------ PROVIDED DATA
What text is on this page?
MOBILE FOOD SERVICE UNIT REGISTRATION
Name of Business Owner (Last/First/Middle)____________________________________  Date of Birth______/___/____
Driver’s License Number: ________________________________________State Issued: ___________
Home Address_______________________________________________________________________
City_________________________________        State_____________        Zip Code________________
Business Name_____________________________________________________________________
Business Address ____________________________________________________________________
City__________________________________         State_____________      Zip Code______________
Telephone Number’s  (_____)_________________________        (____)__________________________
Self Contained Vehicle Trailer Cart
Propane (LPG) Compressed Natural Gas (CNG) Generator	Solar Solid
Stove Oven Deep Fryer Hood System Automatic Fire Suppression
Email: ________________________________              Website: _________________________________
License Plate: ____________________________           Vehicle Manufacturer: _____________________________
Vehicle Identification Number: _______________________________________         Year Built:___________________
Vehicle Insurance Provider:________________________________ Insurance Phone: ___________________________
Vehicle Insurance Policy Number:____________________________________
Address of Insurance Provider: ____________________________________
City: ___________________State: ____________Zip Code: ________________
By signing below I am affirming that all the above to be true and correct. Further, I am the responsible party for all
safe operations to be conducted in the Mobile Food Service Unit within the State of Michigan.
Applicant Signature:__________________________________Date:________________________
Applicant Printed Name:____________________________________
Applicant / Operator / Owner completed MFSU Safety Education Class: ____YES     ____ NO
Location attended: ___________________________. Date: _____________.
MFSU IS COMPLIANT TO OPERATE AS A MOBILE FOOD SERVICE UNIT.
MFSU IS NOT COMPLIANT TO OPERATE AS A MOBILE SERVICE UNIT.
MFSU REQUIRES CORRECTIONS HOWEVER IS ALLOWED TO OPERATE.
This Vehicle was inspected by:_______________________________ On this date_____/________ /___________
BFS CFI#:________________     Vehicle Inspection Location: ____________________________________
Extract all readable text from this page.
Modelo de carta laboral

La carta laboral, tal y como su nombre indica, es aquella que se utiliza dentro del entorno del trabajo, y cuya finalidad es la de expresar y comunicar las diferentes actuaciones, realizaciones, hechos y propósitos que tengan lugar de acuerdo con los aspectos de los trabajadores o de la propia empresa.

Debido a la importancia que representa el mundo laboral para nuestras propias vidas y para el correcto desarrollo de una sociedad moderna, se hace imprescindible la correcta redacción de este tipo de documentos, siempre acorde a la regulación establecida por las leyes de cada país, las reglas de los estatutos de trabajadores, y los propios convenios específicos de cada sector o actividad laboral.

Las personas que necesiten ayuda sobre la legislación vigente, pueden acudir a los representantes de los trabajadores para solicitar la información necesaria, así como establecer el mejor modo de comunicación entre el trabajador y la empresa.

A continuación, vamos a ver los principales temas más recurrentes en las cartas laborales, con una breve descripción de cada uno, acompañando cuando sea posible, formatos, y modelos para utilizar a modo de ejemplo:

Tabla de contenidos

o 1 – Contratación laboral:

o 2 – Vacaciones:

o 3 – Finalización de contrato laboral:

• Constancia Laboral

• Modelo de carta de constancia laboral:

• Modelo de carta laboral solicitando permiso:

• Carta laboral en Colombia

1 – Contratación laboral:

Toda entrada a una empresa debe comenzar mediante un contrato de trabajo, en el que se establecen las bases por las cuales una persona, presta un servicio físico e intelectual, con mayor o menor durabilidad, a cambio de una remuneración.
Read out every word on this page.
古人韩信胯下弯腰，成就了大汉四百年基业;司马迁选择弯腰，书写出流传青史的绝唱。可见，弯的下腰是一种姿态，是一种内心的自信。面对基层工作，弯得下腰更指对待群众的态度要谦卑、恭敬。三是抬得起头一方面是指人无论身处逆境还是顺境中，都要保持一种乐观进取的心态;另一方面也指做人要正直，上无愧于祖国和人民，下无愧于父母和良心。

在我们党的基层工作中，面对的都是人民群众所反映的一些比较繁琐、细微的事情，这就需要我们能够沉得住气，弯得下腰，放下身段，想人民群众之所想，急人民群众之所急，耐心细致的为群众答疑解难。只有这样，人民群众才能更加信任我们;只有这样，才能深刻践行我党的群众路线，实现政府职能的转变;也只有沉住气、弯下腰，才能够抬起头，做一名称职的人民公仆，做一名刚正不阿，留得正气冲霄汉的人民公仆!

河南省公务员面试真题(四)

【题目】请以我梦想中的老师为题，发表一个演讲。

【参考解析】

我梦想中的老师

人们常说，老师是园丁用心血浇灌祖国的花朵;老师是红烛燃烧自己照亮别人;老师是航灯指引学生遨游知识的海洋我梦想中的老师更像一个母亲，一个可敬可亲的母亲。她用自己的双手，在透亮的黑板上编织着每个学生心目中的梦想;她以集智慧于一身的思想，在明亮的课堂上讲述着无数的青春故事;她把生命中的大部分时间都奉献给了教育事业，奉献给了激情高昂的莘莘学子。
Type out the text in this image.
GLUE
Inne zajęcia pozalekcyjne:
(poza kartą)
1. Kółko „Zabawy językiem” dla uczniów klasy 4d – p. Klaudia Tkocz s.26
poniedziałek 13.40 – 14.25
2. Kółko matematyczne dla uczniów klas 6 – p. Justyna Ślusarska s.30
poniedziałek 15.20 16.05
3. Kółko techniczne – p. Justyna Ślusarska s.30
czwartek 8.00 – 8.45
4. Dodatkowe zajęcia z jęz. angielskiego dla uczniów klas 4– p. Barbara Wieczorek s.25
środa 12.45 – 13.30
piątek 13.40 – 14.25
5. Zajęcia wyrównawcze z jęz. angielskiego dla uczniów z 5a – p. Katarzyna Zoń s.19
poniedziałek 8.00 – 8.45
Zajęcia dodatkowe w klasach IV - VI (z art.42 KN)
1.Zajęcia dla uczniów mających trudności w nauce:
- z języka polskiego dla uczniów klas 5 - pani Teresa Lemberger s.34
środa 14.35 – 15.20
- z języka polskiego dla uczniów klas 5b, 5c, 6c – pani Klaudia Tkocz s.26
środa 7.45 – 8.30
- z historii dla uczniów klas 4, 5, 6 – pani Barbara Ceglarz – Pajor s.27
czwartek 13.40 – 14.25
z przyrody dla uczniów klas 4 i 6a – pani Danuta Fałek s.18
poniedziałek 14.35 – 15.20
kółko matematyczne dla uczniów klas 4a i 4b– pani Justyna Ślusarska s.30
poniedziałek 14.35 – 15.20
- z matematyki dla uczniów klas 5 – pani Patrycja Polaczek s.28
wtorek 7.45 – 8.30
------------
▶ _EXERCISE GOAL_: Looking at the data above, show all lines where the word "contrato" occurs.

▶ _TASK SOLUTION_:
o 3 – Finalización de contrato laboral:
Toda entrada a una empresa debe comenzar mediante un contrato de trabajo, en el que se establecen las bases por las cuales una persona, presta un servicio físico e intelectual, con mayor o menor durabilidad, a cambio de una remuneración.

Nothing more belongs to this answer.